OBJECTIVE -> Copy whichever lines contain the string "motion".

****

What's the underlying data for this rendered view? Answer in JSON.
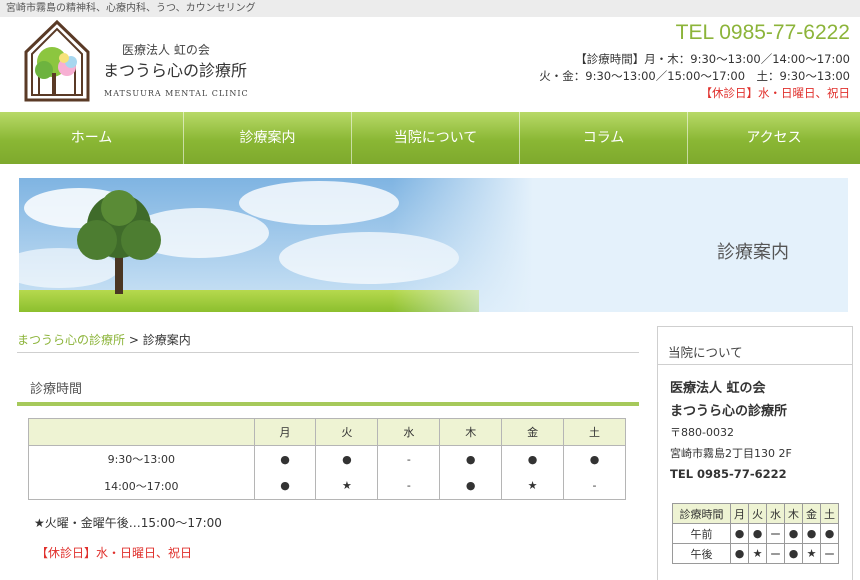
{
  "topbar": {
    "text": "宮崎市霧島の精神科、心療内科、うつ、カウンセリング"
  },
  "logo": {
    "icon": "house-tree-logo-icon",
    "org": "医療法人 虹の会",
    "name": "まつうら心の診療所",
    "english": "MATSUURA MENTAL CLINIC"
  },
  "header": {
    "tel": "TEL 0985-77-6222",
    "hours_line1": "【診療時間】月・木：9:30～13:00／14:00～17:00",
    "hours_line2": "火・金：9:30～13:00／15:00～17:00　土：9:30～13:00",
    "closed": "【休診日】水・日曜日、祝日"
  },
  "nav": {
    "items": [
      {
        "label": "ホーム"
      },
      {
        "label": "診療案内"
      },
      {
        "label": "当院について"
      },
      {
        "label": "コラム"
      },
      {
        "label": "アクセス"
      }
    ]
  },
  "banner": {
    "title": "診療案内"
  },
  "breadcrumb": {
    "home": "まつうら心の診療所",
    "sep": ">",
    "current": "診療案内"
  },
  "section": {
    "title": "診療時間"
  },
  "schedule": {
    "days": [
      "月",
      "火",
      "水",
      "木",
      "金",
      "土"
    ],
    "rows": [
      {
        "time": "9:30～13:00",
        "marks": [
          "●",
          "●",
          "-",
          "●",
          "●",
          "●"
        ]
      },
      {
        "time": "14:00～17:00",
        "marks": [
          "●",
          "★",
          "-",
          "●",
          "★",
          "-"
        ]
      }
    ]
  },
  "notes": {
    "star": "★火曜・金曜午後…15:00～17:00",
    "closed": "【休診日】水・日曜日、祝日"
  },
  "sidebar": {
    "heading": "当院について",
    "org": "医療法人 虹の会",
    "name": "まつうら心の診療所",
    "zip": "〒880-0032",
    "address": "宮崎市霧島2丁目130 2F",
    "tel": "TEL 0985-77-6222",
    "mini_table": {
      "header": "診療時間",
      "days": [
        "月",
        "火",
        "水",
        "木",
        "金",
        "土"
      ],
      "rows": [
        {
          "label": "午前",
          "marks": [
            "●",
            "●",
            "ー",
            "●",
            "●",
            "●"
          ]
        },
        {
          "label": "午後",
          "marks": [
            "●",
            "★",
            "ー",
            "●",
            "★",
            "ー"
          ]
        }
      ]
    }
  },
  "colors": {
    "accent": "#8cb43a",
    "closed": "#e0302c",
    "table_header": "#eef3d3"
  }
}
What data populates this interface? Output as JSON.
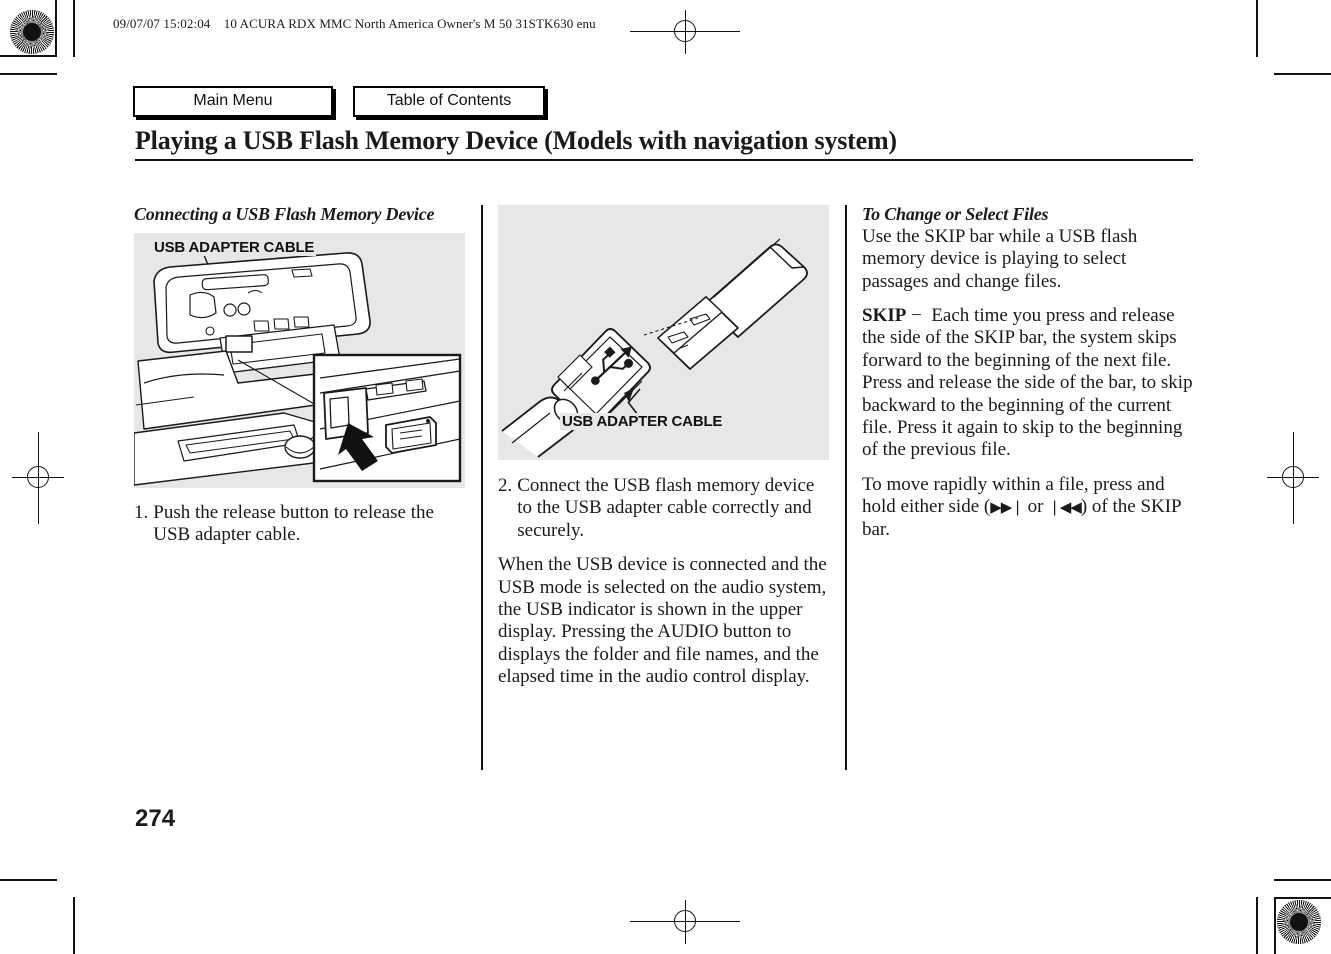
{
  "document": {
    "header_line": "09/07/07 15:02:04    10 ACURA RDX MMC North America Owner's M 50 31STK630 enu",
    "title": "Playing a USB Flash Memory Device (Models with navigation system)",
    "page_number": "274"
  },
  "nav": {
    "main_menu": "Main Menu",
    "table_of_contents": "Table of Contents"
  },
  "left_column": {
    "heading": "Connecting a USB Flash Memory Device",
    "figure_caption": "USB ADAPTER CABLE",
    "step_number": "1.",
    "step_text": "Push the release button to release the USB adapter cable."
  },
  "middle_column": {
    "figure_caption": "USB ADAPTER CABLE",
    "step_number": "2.",
    "step_text": "Connect the USB flash memory device to the USB adapter cable correctly and securely.",
    "paragraph": "When the USB device is connected and the USB mode is selected on the audio system, the USB indicator is shown in the upper display. Pressing the AUDIO button to displays the folder and file names, and the elapsed time in the audio control display."
  },
  "right_column": {
    "heading": "To Change or Select Files",
    "paragraph_1": "Use the SKIP bar while a USB flash memory device is playing to select passages and change files.",
    "skip_label": "SKIP",
    "skip_dash": "−",
    "skip_paragraph": "Each time you press and release the side of the SKIP bar, the system skips forward to the beginning of the next file. Press and release the side of the bar, to skip backward to the beginning of the current file. Press it again to skip to the beginning of the previous file.",
    "move_rapidly_part_1": "To move rapidly within a file, press and hold either side (",
    "skip_forward_icon": "▶▶❘",
    "move_rapidly_or": " or ",
    "skip_back_icon": "❘◀◀",
    "move_rapidly_part_2": ") of the SKIP bar."
  },
  "colors": {
    "figure_background": "#e7e7e7",
    "ink": "#1a1a1a"
  }
}
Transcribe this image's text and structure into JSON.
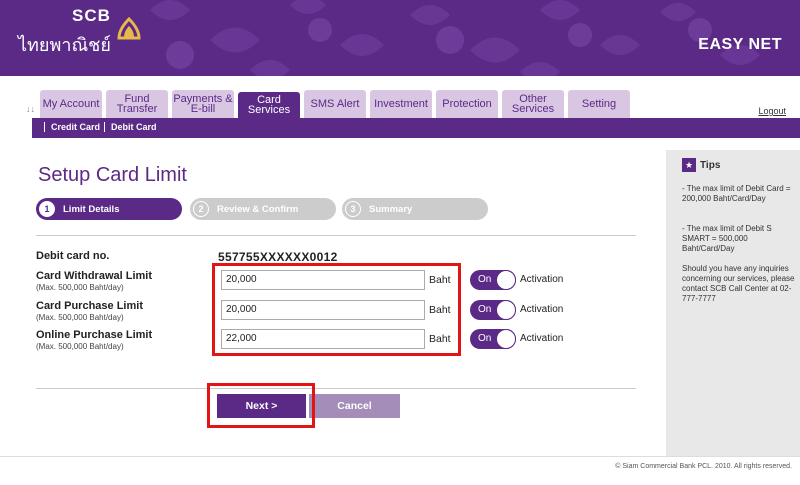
{
  "header": {
    "logo_text": "SCB",
    "logo_thai": "ไทยพาณิชย์",
    "brand_title": "EASY NET",
    "emblem_icon": "scb-lotus-emblem",
    "colors": {
      "primary": "#5a2a86",
      "tab_inactive": "#d9c6e3",
      "highlight": "#e11515"
    }
  },
  "tabs": [
    {
      "label": "My Account"
    },
    {
      "label": "Fund Transfer"
    },
    {
      "label": "Payments & E-bill"
    },
    {
      "label": "Card Services",
      "active": true
    },
    {
      "label": "SMS Alert"
    },
    {
      "label": "Investment"
    },
    {
      "label": "Protection"
    },
    {
      "label": "Other Services"
    },
    {
      "label": "Setting"
    }
  ],
  "tabbar_marker": "↓↓",
  "logout": "Logout",
  "subnav": [
    "Credit Card",
    "Debit Card"
  ],
  "page_title": "Setup Card Limit",
  "steps": [
    {
      "num": "1",
      "label": "Limit Details"
    },
    {
      "num": "2",
      "label": "Review & Confirm"
    },
    {
      "num": "3",
      "label": "Summary"
    }
  ],
  "form": {
    "card_label": "Debit card no.",
    "card_number": "557755XXXXXX0012",
    "rows": [
      {
        "label": "Card Withdrawal Limit",
        "hint": "(Max. 500,000 Baht/day)",
        "value": "20,000",
        "unit": "Baht",
        "toggle": "On",
        "toggle_label": "Activation"
      },
      {
        "label": "Card Purchase Limit",
        "hint": "(Max. 500,000 Baht/day)",
        "value": "20,000",
        "unit": "Baht",
        "toggle": "On",
        "toggle_label": "Activation"
      },
      {
        "label": "Online Purchase Limit",
        "hint": "(Max. 500,000 Baht/day)",
        "value": "22,000",
        "unit": "Baht",
        "toggle": "On",
        "toggle_label": "Activation"
      }
    ]
  },
  "buttons": {
    "next": "Next >",
    "cancel": "Cancel"
  },
  "tips": {
    "title": "Tips",
    "icon": "star-icon",
    "items": [
      "- The max limit of Debit Card = 200,000 Baht/Card/Day",
      "- The max limit of Debit S SMART = 500,000 Baht/Card/Day",
      "Should you have any inquiries concerning our services, please contact SCB Call Center at 02-777-7777"
    ]
  },
  "footer": "© Siam Commercial Bank PCL. 2010. All rights reserved."
}
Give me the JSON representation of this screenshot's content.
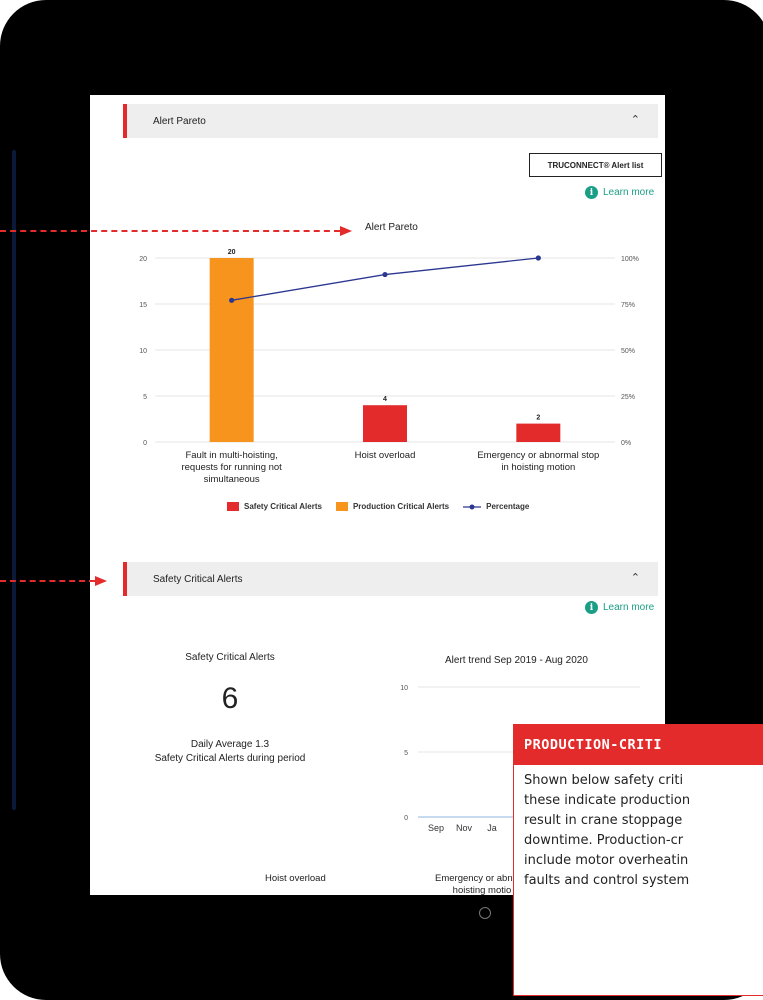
{
  "alert_pareto_section": {
    "header_title": "Alert Pareto",
    "alert_list_button": "TRUCONNECT® Alert list",
    "learn_more": "Learn more"
  },
  "safety_section": {
    "header_title": "Safety Critical Alerts",
    "learn_more": "Learn more",
    "kpi_title": "Safety Critical Alerts",
    "kpi_value": "6",
    "kpi_sub_line1": "Daily Average 1.3",
    "kpi_sub_line2": "Safety Critical Alerts during period",
    "trend_title": "Alert trend Sep 2019 - Aug 2020",
    "bottom_label_1": "Hoist overload",
    "bottom_label_2_line1": "Emergency or abnorm",
    "bottom_label_2_line2": "hoisting motio"
  },
  "popup": {
    "title": "PRODUCTION-CRITI",
    "lines": [
      "Shown below safety criti",
      "these indicate production",
      "result in crane stoppage",
      "downtime. Production-cr",
      "include motor overheatin",
      "faults and control system"
    ]
  },
  "colors": {
    "safety": "#e32b2b",
    "production": "#f7941d",
    "percentage": "#2c3791",
    "learn_more": "#1a9f86"
  },
  "icons": [
    "chevron-up-icon",
    "info-icon",
    "arrow-right-icon"
  ],
  "chart_data": [
    {
      "type": "bar",
      "title": "Alert Pareto",
      "categories": [
        "Fault in multi-hoisting, requests for running not simultaneous",
        "Hoist overload",
        "Emergency or abnormal stop in hoisting motion"
      ],
      "category_lines": [
        [
          "Fault in multi-hoisting,",
          "requests for running not",
          "simultaneous"
        ],
        [
          "Hoist overload"
        ],
        [
          "Emergency or abnormal stop",
          "in hoisting motion"
        ]
      ],
      "series": [
        {
          "name": "Safety Critical Alerts",
          "values": [
            0,
            4,
            2
          ]
        },
        {
          "name": "Production Critical Alerts",
          "values": [
            20,
            0,
            0
          ]
        },
        {
          "name": "Percentage",
          "type": "line",
          "axis": "right",
          "values": [
            77,
            91,
            100
          ]
        }
      ],
      "data_labels": [
        "20",
        "4",
        "2"
      ],
      "ylim": [
        0,
        20
      ],
      "yticks": [
        "0",
        "5",
        "10",
        "15",
        "20"
      ],
      "y2ticks": [
        "0%",
        "25%",
        "50%",
        "75%",
        "100%"
      ],
      "legend": [
        "Safety Critical Alerts",
        "Production Critical Alerts",
        "Percentage"
      ],
      "legend_position": "bottom",
      "grid": true
    },
    {
      "type": "line",
      "title": "Alert trend Sep 2019 - Aug 2020",
      "x": [
        "Sep",
        "Nov",
        "Ja"
      ],
      "ylim": [
        0,
        10
      ],
      "yticks": [
        "0",
        "5",
        "10"
      ],
      "series": [],
      "grid": true
    }
  ]
}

****

RESULT ->
        "Emergency or abnormal stop in hoisting motion"
          "in hoisting motion"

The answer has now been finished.